Задание:
Ответьте на вопросы по отрывку о спектакле, приведённому ниже.
(a) В каком освещении течёт действие спектакля?
(b) Кто из персонажей садится на рампу?
(c) Какие слова выпаливает Дуняша?

Предоставленный отрывок:
------------------------------------------------

В полутьме, в мерцании золотистого света действие течёт постепенно, медленно, без ярких эмоциональных поворотов. Спектакль тягуч по атмосфере. Герои словно пробуют, смакуют, пытаются ощутить тот «воздух» между словами, в котором зачастую улавливается больше смысла, чем в произнесённом. Сегодня этот «воздух» между словами на сцене и есть роскошь, ибо сквозь него крик души персонажей ощутим почти физически. Это «смакование» пауз даётся мучительно – персонажам словно неловко молчать друг с другом, хочется спрятаться за пустословием, только бы не вскрылось ядро проблемы. Молчание их не расслабляет, а напрягает, телесно наэлектризовывает, местами даже ошпаривает. На рампу садятся Фирс, Петя Трофимов (Александр Медведев), Епиходов (Глеб Пускепалис) и Дуняша (Варвара Насонова) и разряжают монотонность обстановки. «Епиходов замуж зовёт», – выпаливает Дуняша. Сразу после этих слов на сцену выходит Епиходов, бравирует, громко скрипит по паркету начищенными до ослепительного блеска чёрными кожаными сапогами.

------------------------------------------------

Строки данных:
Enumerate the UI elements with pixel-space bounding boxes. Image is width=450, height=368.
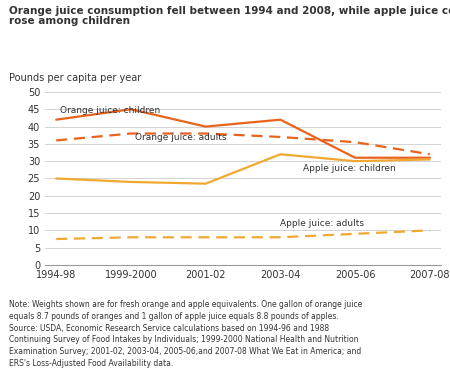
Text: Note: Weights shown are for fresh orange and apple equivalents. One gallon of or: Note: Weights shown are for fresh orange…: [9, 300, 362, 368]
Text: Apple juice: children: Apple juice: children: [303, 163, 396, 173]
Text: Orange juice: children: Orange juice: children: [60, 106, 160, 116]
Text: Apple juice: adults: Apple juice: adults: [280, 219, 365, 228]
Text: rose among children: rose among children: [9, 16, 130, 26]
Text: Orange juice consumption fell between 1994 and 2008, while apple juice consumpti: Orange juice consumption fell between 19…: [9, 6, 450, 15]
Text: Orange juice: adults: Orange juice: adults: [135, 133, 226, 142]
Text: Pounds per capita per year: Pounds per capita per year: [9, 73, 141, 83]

------------------------------------------------

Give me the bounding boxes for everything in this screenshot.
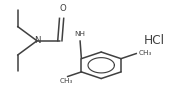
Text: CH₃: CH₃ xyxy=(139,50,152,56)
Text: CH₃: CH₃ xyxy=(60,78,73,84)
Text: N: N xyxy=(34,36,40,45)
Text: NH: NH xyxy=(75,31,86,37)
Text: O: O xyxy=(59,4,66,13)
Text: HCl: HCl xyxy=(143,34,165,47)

------------------------------------------------

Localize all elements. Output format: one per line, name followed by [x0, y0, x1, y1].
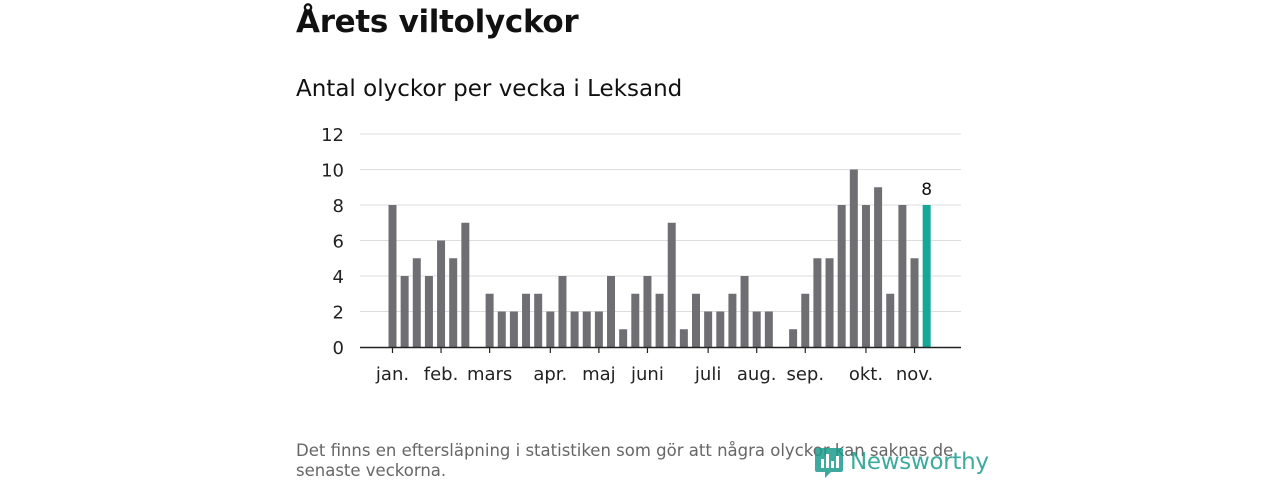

------------------------------------------------

Письменный ответ:
(a) Действие течёт в полутьме, в мерцании золотистого света.
(b) На рампу садятся Фирс, Петя Трофимов, Епиходов и Дуняша.
(c) Дуняша выпаливает: «Епиходов замуж зовёт».